TASK TO CARRY OUT:
Take the line that contains "Convert this screenshot" and all lines after it, up to and including the last line of the data, and write them out exactly; nothing else belongs in the answer.
START
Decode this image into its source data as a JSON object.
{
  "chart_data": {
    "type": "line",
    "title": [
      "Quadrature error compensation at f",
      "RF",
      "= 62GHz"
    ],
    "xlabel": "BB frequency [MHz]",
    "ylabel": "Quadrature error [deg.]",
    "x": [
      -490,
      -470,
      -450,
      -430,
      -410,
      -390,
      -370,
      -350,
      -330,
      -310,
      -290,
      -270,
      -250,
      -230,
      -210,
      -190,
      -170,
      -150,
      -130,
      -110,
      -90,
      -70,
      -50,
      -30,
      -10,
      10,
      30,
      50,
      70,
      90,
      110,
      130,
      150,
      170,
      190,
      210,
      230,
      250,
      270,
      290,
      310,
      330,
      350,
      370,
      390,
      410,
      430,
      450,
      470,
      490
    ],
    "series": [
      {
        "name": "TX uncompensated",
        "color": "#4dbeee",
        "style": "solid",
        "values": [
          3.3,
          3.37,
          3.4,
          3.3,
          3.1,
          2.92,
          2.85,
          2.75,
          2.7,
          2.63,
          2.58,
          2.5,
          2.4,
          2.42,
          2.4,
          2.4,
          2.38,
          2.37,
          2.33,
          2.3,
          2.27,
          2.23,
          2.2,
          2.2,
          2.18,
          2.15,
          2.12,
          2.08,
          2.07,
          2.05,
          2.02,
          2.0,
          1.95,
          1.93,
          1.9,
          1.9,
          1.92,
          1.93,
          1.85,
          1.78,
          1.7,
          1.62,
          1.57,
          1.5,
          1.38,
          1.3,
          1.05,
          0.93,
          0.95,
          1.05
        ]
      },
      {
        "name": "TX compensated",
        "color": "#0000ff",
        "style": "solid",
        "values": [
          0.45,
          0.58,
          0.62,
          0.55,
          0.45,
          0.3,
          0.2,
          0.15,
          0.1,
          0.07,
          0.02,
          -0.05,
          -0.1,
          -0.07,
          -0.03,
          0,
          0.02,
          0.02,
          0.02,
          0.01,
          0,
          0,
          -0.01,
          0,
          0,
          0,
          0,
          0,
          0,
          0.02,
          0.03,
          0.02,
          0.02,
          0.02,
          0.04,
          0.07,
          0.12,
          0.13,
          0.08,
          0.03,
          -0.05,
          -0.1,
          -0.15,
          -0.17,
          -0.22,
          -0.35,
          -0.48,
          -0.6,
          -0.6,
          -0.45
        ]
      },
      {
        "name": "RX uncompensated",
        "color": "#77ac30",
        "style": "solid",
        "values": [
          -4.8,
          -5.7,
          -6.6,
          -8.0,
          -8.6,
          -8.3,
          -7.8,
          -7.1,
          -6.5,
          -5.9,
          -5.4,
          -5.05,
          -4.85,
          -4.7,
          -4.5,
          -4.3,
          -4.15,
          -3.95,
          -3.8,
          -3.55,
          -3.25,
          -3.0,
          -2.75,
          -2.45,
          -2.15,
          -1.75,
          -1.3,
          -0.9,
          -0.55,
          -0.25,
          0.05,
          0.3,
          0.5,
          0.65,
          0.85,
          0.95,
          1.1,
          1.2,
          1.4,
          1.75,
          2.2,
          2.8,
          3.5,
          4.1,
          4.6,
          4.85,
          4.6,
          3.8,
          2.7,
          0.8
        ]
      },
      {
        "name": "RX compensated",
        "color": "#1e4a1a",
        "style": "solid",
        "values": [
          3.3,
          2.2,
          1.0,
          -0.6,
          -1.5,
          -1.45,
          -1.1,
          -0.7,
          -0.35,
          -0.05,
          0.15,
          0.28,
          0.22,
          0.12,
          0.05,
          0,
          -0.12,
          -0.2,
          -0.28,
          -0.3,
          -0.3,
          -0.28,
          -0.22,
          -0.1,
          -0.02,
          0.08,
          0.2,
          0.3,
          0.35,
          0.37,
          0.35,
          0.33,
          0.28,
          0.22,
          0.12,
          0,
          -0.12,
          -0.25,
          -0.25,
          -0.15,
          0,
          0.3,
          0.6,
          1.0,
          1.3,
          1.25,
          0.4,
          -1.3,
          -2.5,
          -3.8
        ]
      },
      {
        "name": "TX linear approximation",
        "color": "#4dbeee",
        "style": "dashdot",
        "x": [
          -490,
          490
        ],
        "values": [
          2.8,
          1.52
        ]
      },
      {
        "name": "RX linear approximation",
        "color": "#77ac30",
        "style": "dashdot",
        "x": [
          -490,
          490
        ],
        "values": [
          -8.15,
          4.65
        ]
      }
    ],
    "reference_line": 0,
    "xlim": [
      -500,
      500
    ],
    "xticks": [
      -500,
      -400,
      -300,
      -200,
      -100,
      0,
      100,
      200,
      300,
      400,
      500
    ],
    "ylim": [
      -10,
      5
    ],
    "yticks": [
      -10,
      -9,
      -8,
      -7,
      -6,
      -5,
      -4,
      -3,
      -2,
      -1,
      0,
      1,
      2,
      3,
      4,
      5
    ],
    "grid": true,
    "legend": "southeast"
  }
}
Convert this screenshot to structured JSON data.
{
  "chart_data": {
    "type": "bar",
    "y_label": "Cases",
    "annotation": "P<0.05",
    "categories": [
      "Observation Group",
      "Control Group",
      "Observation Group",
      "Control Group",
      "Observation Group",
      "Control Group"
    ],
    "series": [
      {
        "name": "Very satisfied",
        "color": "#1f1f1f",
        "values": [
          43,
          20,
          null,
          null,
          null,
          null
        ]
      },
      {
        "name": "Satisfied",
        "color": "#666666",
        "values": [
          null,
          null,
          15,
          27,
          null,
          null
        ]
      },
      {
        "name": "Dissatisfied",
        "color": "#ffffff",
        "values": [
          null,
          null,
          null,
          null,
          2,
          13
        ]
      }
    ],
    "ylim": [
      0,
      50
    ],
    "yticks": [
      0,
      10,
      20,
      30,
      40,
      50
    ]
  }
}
END
SOLUTION:
Convert this screenshot to structured JSON data.
{
  "chart_data": {
    "type": "bar",
    "y_label": "Cases",
    "annotation": "P<0.05",
    "categories": [
      "Observation Group",
      "Control Group",
      "Observation Group",
      "Control Group",
      "Observation Group",
      "Control Group"
    ],
    "series": [
      {
        "name": "Very satisfied",
        "color": "#1f1f1f",
        "values": [
          43,
          20,
          null,
          null,
          null,
          null
        ]
      },
      {
        "name": "Satisfied",
        "color": "#666666",
        "values": [
          null,
          null,
          15,
          27,
          null,
          null
        ]
      },
      {
        "name": "Dissatisfied",
        "color": "#ffffff",
        "values": [
          null,
          null,
          null,
          null,
          2,
          13
        ]
      }
    ],
    "ylim": [
      0,
      50
    ],
    "yticks": [
      0,
      10,
      20,
      30,
      40,
      50
    ]
  }
}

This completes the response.